▸ **Instruction**:
Scan the lines below; pull out those with "познавательного".

▸ **Supplied data**:
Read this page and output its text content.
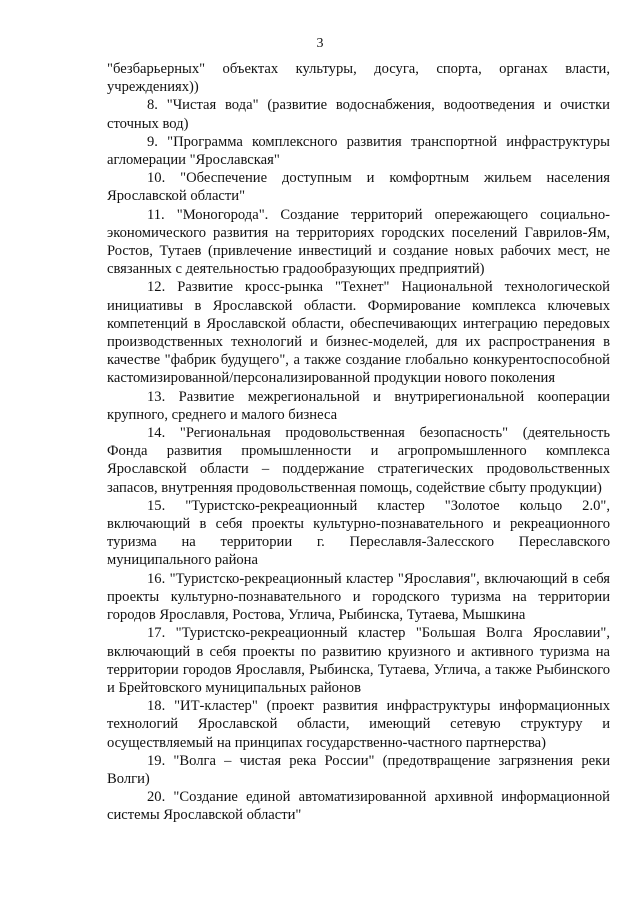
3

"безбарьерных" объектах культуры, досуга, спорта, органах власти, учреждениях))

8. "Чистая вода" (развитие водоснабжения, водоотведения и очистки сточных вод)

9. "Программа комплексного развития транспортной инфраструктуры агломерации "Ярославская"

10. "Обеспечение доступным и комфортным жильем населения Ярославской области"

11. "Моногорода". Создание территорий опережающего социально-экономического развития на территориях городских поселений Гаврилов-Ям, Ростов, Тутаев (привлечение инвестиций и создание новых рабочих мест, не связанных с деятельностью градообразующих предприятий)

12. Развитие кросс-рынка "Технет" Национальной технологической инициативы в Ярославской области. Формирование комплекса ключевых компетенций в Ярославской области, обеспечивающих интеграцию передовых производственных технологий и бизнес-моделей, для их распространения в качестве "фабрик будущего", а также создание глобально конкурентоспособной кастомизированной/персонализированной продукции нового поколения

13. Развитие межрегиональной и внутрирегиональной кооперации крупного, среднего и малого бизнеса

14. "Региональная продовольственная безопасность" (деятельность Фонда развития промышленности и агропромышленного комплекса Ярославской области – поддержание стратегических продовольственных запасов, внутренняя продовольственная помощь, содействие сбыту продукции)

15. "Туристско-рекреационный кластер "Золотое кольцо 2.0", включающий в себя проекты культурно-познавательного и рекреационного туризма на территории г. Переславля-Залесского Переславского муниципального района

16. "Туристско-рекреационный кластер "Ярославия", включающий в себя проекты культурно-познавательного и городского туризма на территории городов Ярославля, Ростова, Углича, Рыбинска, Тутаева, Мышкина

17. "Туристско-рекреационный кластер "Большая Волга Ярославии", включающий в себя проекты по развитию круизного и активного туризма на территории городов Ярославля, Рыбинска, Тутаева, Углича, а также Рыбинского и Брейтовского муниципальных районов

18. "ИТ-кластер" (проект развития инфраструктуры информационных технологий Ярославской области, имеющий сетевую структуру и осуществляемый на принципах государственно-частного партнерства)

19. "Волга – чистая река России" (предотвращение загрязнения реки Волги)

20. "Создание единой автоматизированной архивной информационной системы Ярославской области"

--

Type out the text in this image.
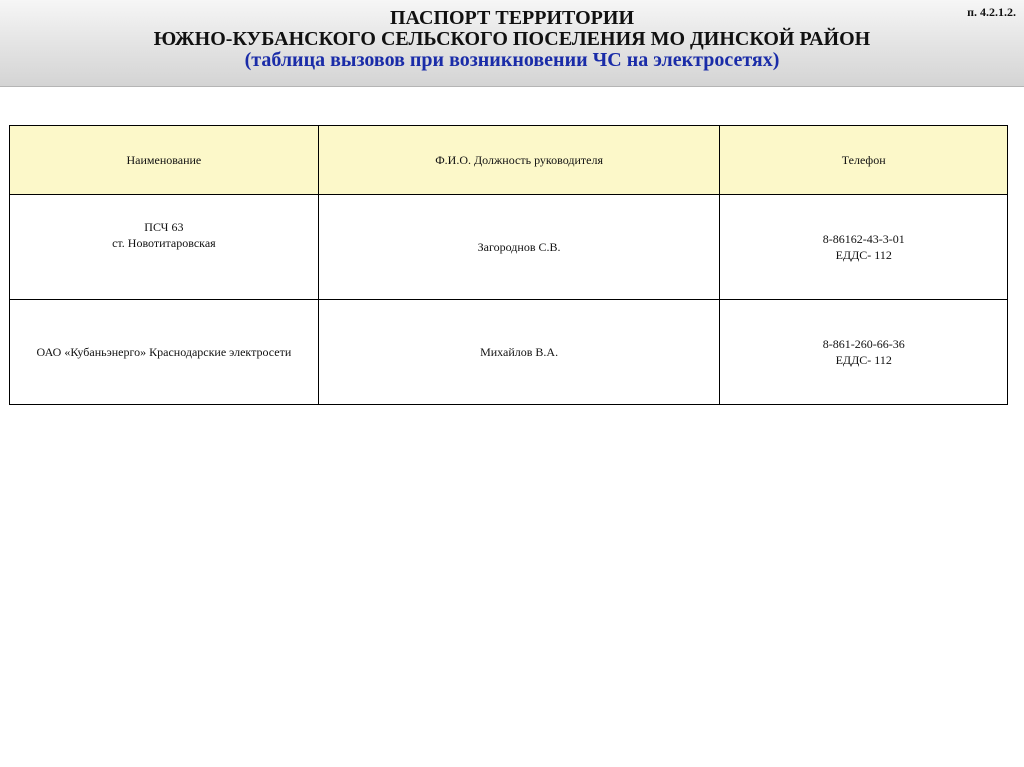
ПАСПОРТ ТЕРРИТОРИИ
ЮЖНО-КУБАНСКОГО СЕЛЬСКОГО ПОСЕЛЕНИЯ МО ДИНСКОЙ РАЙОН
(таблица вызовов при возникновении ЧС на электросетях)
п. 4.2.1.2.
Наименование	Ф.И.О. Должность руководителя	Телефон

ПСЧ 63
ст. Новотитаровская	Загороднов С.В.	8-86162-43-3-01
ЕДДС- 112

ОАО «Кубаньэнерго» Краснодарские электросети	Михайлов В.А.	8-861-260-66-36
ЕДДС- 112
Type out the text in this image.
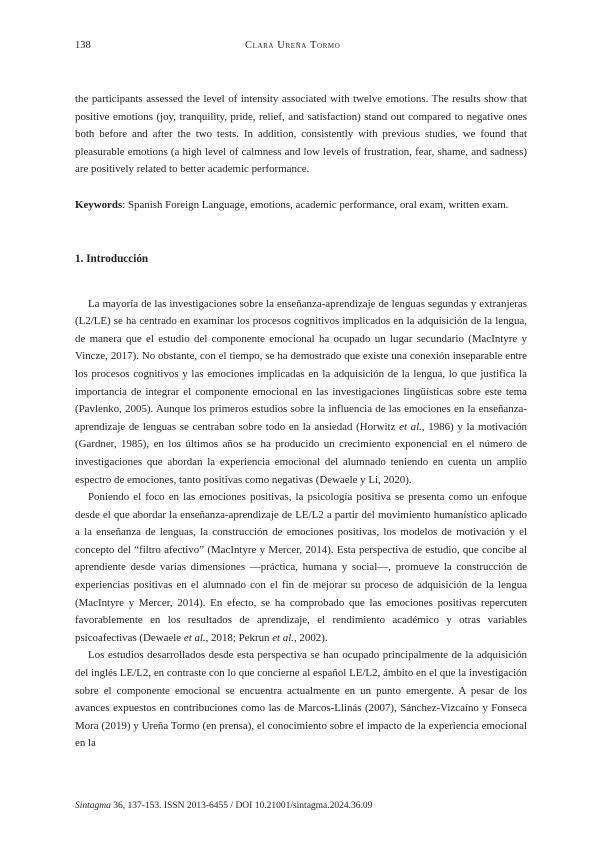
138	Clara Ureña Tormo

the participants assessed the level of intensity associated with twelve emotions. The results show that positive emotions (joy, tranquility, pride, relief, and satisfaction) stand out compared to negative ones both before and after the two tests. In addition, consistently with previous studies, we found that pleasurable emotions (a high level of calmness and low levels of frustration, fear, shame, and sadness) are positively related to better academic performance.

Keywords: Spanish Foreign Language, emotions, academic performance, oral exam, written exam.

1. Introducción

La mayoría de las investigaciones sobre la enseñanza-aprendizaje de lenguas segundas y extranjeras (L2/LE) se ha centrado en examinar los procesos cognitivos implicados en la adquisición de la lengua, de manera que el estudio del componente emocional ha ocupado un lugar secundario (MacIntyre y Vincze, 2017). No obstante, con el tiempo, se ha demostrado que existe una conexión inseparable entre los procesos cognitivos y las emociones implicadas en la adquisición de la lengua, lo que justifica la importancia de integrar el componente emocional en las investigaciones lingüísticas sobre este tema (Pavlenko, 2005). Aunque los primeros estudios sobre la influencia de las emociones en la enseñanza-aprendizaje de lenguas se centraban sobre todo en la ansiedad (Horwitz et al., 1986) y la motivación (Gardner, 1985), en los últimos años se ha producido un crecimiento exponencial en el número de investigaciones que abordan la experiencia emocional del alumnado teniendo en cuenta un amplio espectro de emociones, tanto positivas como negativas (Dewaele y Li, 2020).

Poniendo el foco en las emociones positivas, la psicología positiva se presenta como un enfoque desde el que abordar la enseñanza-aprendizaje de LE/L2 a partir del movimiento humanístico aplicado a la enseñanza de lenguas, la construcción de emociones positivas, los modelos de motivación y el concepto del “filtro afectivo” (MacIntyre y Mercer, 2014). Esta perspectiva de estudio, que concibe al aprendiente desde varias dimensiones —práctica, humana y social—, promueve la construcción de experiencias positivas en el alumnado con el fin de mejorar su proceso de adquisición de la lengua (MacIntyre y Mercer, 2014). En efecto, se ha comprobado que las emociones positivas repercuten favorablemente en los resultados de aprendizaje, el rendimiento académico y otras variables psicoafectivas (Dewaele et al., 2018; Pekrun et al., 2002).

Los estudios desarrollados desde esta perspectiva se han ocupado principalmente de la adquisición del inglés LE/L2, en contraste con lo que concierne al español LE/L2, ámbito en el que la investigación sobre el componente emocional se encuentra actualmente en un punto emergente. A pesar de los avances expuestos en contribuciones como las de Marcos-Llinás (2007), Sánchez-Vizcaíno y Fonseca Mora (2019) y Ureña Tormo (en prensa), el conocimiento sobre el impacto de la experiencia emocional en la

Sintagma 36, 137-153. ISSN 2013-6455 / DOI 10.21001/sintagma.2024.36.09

▸ **Solution for this problem**:
15. "Туристско-рекреационный кластер "Золотое кольцо 2.0", включающий в себя проекты культурно-познавательного и рекреационного туризма на территории г. Переславля-Залесского Переславского муниципального района
16. "Туристско-рекреационный кластер "Ярославия", включающий в себя проекты культурно-познавательного и городского туризма на территории городов Ярославля, Ростова, Углича, Рыбинска, Тутаева, Мышкина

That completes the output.